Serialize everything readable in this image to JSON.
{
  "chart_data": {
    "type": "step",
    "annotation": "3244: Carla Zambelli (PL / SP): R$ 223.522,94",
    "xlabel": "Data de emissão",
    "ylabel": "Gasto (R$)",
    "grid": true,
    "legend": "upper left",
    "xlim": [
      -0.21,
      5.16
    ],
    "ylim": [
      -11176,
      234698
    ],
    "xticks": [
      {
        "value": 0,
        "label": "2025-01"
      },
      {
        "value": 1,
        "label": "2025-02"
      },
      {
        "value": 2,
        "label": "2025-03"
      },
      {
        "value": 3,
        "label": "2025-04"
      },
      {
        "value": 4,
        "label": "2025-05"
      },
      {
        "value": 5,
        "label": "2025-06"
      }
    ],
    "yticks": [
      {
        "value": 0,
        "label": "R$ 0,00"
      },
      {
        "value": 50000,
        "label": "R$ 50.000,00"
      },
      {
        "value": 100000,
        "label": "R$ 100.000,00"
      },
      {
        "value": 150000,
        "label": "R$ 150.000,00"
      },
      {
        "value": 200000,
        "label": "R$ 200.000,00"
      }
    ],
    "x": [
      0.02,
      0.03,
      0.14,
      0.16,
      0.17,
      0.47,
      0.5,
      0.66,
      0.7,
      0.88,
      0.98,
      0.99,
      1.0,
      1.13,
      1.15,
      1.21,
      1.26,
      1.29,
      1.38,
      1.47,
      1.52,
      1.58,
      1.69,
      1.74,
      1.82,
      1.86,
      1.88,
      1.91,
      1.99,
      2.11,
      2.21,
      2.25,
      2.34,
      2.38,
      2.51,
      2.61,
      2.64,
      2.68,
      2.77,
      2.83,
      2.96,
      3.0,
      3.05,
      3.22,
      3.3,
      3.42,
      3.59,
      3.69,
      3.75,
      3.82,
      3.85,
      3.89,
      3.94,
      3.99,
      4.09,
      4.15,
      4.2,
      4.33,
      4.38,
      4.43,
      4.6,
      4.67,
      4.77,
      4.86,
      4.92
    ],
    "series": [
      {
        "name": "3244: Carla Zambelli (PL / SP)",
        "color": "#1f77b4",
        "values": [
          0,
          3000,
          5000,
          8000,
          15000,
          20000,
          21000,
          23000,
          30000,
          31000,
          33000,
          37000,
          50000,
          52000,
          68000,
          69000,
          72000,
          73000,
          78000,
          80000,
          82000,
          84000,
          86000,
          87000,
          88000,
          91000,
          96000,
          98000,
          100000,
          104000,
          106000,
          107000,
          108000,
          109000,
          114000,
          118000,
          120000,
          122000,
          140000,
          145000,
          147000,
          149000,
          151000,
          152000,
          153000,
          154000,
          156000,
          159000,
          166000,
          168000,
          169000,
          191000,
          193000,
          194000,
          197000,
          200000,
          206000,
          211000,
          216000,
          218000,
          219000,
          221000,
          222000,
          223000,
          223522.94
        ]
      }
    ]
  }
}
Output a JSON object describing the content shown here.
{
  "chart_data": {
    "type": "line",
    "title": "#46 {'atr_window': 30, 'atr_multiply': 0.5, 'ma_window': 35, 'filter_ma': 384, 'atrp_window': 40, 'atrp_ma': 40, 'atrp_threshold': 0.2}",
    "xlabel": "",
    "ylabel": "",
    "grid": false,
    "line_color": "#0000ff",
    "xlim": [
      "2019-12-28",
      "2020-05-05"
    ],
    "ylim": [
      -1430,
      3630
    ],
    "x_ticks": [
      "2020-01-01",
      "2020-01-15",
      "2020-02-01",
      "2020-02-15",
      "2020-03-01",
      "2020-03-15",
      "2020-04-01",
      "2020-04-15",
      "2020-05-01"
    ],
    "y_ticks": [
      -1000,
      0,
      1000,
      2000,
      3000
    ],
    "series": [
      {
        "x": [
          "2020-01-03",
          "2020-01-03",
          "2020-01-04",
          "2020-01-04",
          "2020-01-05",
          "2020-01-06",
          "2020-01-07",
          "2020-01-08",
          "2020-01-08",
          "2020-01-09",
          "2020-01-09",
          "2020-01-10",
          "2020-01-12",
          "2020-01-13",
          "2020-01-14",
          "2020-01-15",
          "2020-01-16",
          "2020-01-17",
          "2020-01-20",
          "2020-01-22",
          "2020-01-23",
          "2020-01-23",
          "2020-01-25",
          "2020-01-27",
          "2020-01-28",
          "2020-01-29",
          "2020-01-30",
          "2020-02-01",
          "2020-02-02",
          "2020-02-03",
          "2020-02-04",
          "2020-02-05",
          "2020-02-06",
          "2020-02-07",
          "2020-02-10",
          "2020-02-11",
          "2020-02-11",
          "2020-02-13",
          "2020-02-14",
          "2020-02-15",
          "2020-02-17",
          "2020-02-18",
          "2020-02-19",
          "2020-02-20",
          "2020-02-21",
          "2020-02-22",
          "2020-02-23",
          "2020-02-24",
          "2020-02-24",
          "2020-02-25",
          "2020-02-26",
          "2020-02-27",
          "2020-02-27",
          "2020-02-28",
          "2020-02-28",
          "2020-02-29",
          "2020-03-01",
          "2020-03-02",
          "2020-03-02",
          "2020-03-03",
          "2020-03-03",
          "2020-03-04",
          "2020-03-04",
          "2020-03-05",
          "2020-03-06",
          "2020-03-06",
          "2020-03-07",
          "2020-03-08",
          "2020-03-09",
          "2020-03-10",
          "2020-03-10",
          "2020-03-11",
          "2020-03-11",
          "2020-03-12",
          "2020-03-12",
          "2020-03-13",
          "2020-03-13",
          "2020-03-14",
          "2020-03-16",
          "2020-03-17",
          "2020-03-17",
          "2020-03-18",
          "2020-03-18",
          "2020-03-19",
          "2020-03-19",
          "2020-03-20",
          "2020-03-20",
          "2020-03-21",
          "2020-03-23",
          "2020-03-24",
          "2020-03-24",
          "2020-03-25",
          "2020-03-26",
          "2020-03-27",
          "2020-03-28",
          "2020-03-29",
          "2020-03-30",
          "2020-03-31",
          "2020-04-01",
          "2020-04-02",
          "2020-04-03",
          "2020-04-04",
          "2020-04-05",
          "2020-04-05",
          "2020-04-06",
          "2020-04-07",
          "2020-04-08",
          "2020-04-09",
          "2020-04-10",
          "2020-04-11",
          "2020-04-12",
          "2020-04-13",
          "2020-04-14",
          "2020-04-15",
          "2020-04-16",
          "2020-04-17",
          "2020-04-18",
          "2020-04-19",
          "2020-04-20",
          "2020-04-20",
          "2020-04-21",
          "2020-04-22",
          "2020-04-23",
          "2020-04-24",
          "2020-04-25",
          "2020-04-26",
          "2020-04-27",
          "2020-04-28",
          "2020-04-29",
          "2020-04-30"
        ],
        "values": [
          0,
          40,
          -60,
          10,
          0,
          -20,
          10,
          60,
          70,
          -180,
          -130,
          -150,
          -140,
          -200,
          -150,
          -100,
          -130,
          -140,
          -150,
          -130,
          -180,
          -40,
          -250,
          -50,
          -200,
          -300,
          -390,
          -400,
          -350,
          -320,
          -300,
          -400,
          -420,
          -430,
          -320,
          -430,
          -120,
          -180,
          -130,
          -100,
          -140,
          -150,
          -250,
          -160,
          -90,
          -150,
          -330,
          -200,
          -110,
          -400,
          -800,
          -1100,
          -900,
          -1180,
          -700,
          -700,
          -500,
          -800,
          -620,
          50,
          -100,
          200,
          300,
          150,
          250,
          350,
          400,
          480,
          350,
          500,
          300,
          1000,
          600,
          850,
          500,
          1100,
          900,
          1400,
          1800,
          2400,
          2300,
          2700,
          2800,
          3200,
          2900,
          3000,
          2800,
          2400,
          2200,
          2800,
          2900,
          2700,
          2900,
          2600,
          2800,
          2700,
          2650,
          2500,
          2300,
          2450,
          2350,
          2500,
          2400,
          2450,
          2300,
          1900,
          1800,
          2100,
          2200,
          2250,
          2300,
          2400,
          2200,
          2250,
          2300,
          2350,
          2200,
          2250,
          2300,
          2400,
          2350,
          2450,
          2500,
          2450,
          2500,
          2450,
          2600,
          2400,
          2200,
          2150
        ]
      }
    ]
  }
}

**Problem to solve:**
From the entries above, return each line with the word "Zambelli" in it.

**Correct result:**
    "annotation": "3244: Carla Zambelli (PL / SP): R$ 223.522,94",
        "name": "3244: Carla Zambelli (PL / SP)",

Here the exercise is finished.